LISTED RECORDS
******

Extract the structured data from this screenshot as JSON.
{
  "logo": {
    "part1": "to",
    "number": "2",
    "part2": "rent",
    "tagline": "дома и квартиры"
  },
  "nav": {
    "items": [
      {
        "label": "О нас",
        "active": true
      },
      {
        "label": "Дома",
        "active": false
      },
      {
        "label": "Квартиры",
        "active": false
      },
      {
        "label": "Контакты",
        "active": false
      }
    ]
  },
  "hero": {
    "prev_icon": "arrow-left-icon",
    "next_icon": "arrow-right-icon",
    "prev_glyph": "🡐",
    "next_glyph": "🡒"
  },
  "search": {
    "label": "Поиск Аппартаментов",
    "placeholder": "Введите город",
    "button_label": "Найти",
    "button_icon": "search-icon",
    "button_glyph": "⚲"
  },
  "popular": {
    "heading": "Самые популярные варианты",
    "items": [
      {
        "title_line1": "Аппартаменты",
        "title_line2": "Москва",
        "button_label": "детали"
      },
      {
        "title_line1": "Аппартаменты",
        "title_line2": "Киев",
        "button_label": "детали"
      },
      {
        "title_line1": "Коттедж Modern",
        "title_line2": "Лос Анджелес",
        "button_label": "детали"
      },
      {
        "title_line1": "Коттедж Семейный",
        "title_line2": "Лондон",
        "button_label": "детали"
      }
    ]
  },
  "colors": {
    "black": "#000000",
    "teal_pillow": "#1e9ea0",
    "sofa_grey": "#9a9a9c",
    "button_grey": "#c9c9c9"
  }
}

******

SET PROBLEM
Give an exact repetition of all the material.

SOLUTION TO THIS EXERCISE
Extract the structured data from this screenshot as JSON.
{
  "logo": {
    "part1": "to",
    "number": "2",
    "part2": "rent",
    "tagline": "дома и квартиры"
  },
  "nav": {
    "items": [
      {
        "label": "О нас",
        "active": true
      },
      {
        "label": "Дома",
        "active": false
      },
      {
        "label": "Квартиры",
        "active": false
      },
      {
        "label": "Контакты",
        "active": false
      }
    ]
  },
  "hero": {
    "prev_icon": "arrow-left-icon",
    "next_icon": "arrow-right-icon",
    "prev_glyph": "🡐",
    "next_glyph": "🡒"
  },
  "search": {
    "label": "Поиск Аппартаментов",
    "placeholder": "Введите город",
    "button_label": "Найти",
    "button_icon": "search-icon",
    "button_glyph": "⚲"
  },
  "popular": {
    "heading": "Самые популярные варианты",
    "items": [
      {
        "title_line1": "Аппартаменты",
        "title_line2": "Москва",
        "button_label": "детали"
      },
      {
        "title_line1": "Аппартаменты",
        "title_line2": "Киев",
        "button_label": "детали"
      },
      {
        "title_line1": "Коттедж Modern",
        "title_line2": "Лос Анджелес",
        "button_label": "детали"
      },
      {
        "title_line1": "Коттедж Семейный",
        "title_line2": "Лондон",
        "button_label": "детали"
      }
    ]
  },
  "colors": {
    "black": "#000000",
    "teal_pillow": "#1e9ea0",
    "sofa_grey": "#9a9a9c",
    "button_grey": "#c9c9c9"
  }
}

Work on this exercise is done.